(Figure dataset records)
+ + +
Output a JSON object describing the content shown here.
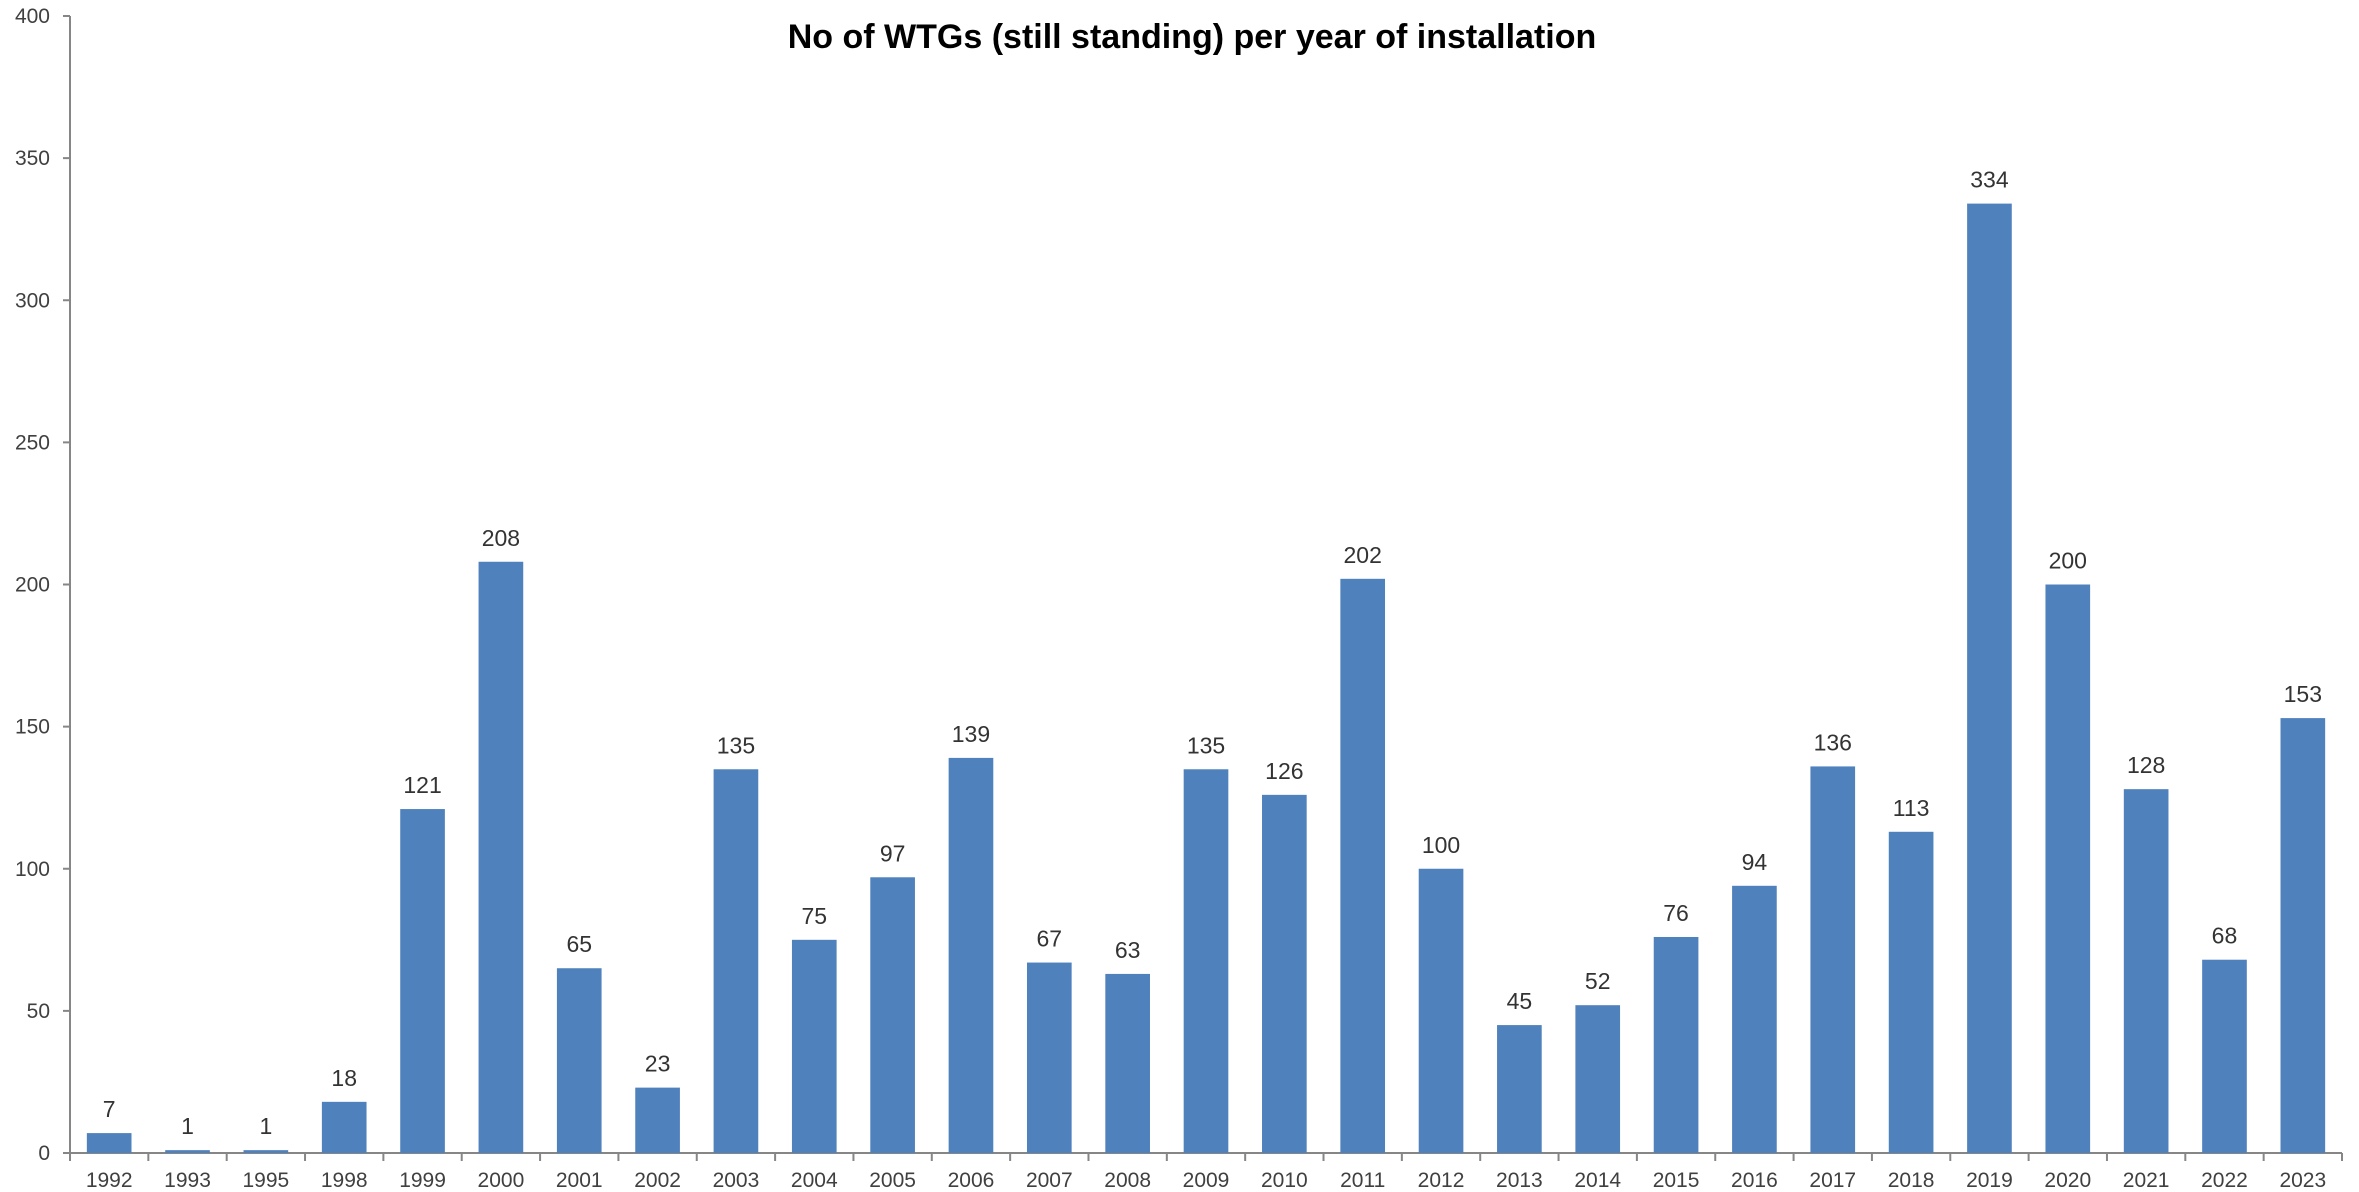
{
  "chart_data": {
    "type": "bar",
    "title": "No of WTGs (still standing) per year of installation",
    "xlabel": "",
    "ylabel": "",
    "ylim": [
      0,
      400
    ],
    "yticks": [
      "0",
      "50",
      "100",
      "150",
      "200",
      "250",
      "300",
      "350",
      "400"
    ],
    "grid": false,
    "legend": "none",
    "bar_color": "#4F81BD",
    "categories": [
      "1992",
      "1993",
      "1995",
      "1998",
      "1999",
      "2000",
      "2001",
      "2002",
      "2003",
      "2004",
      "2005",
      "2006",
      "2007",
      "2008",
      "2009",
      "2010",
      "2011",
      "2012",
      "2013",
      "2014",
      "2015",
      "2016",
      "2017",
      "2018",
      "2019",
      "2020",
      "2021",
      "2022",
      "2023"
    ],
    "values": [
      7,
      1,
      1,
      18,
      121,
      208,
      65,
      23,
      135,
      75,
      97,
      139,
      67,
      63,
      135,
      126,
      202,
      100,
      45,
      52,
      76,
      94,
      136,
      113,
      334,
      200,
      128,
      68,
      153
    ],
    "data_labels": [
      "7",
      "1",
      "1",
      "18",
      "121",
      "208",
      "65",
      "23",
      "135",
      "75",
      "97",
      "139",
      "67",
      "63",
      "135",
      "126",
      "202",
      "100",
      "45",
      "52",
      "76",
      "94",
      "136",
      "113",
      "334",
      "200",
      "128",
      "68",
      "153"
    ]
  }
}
+ + +
### PROMPT
Reproduce all the entries that precede this task, word for word, minus any pictures.

### PROBLEM SOLUTION
Output a JSON object describing the content shown here.
{
  "chart_data": {
    "type": "bar",
    "title": "No of WTGs (still standing) per year of installation",
    "xlabel": "",
    "ylabel": "",
    "ylim": [
      0,
      400
    ],
    "yticks": [
      "0",
      "50",
      "100",
      "150",
      "200",
      "250",
      "300",
      "350",
      "400"
    ],
    "grid": false,
    "legend": "none",
    "bar_color": "#4F81BD",
    "categories": [
      "1992",
      "1993",
      "1995",
      "1998",
      "1999",
      "2000",
      "2001",
      "2002",
      "2003",
      "2004",
      "2005",
      "2006",
      "2007",
      "2008",
      "2009",
      "2010",
      "2011",
      "2012",
      "2013",
      "2014",
      "2015",
      "2016",
      "2017",
      "2018",
      "2019",
      "2020",
      "2021",
      "2022",
      "2023"
    ],
    "values": [
      7,
      1,
      1,
      18,
      121,
      208,
      65,
      23,
      135,
      75,
      97,
      139,
      67,
      63,
      135,
      126,
      202,
      100,
      45,
      52,
      76,
      94,
      136,
      113,
      334,
      200,
      128,
      68,
      153
    ],
    "data_labels": [
      "7",
      "1",
      "1",
      "18",
      "121",
      "208",
      "65",
      "23",
      "135",
      "75",
      "97",
      "139",
      "67",
      "63",
      "135",
      "126",
      "202",
      "100",
      "45",
      "52",
      "76",
      "94",
      "136",
      "113",
      "334",
      "200",
      "128",
      "68",
      "153"
    ]
  }
}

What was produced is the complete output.